-- begin --

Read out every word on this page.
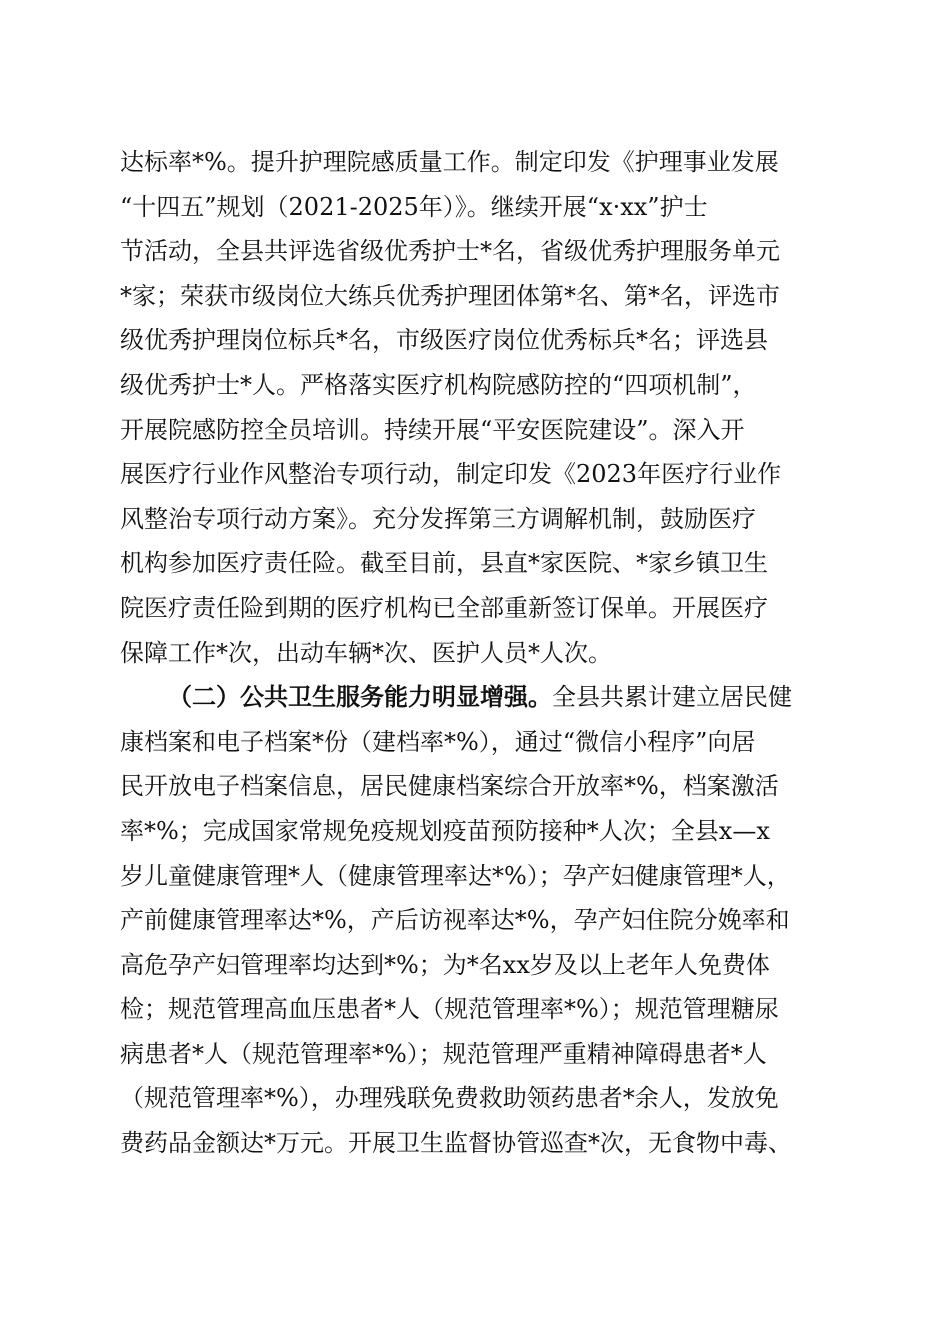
达标率*%。提升护理院感质量工作。制定印发《护理事业发展
“十四五”规划（2021-2025年）》。继续开展“x·xx”护士
节活动，全县共评选省级优秀护士*名，省级优秀护理服务单元
*家；荣获市级岗位大练兵优秀护理团体第*名、第*名，评选市
级优秀护理岗位标兵*名，市级医疗岗位优秀标兵*名；评选县
级优秀护士*人。严格落实医疗机构院感防控的“四项机制”，
开展院感防控全员培训。持续开展“平安医院建设”。深入开
展医疗行业作风整治专项行动，制定印发《2023年医疗行业作
风整治专项行动方案》。充分发挥第三方调解机制，鼓励医疗
机构参加医疗责任险。截至目前，县直*家医院、*家乡镇卫生
院医疗责任险到期的医疗机构已全部重新签订保单。开展医疗
保障工作*次，出动车辆*次、医护人员*人次。
（二）公共卫生服务能力明显增强。全县共累计建立居民健
康档案和电子档案*份（建档率*%），通过“微信小程序”向居
民开放电子档案信息，居民健康档案综合开放率*%，档案激活
率*%；完成国家常规免疫规划疫苗预防接种*人次；全县x—x
岁儿童健康管理*人（健康管理率达*%）；孕产妇健康管理*人，
产前健康管理率达*%，产后访视率达*%，孕产妇住院分娩率和
高危孕产妇管理率均达到*%；为*名xx岁及以上老年人免费体
检；规范管理高血压患者*人（规范管理率*%）；规范管理糖尿
病患者*人（规范管理率*%）；规范管理严重精神障碍患者*人
（规范管理率*%），办理残联免费救助领药患者*余人，发放免
费药品金额达*万元。开展卫生监督协管巡查*次，无食物中毒、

-- end --

[Task statement]
In the listing above, locate each line with "规范管理率" and copy it.

[Answer to this exercise]
检；规范管理高血压患者*人（规范管理率*%）；规范管理糖尿
病患者*人（规范管理率*%）；规范管理严重精神障碍患者*人
（规范管理率*%），办理残联免费救助领药患者*余人，发放免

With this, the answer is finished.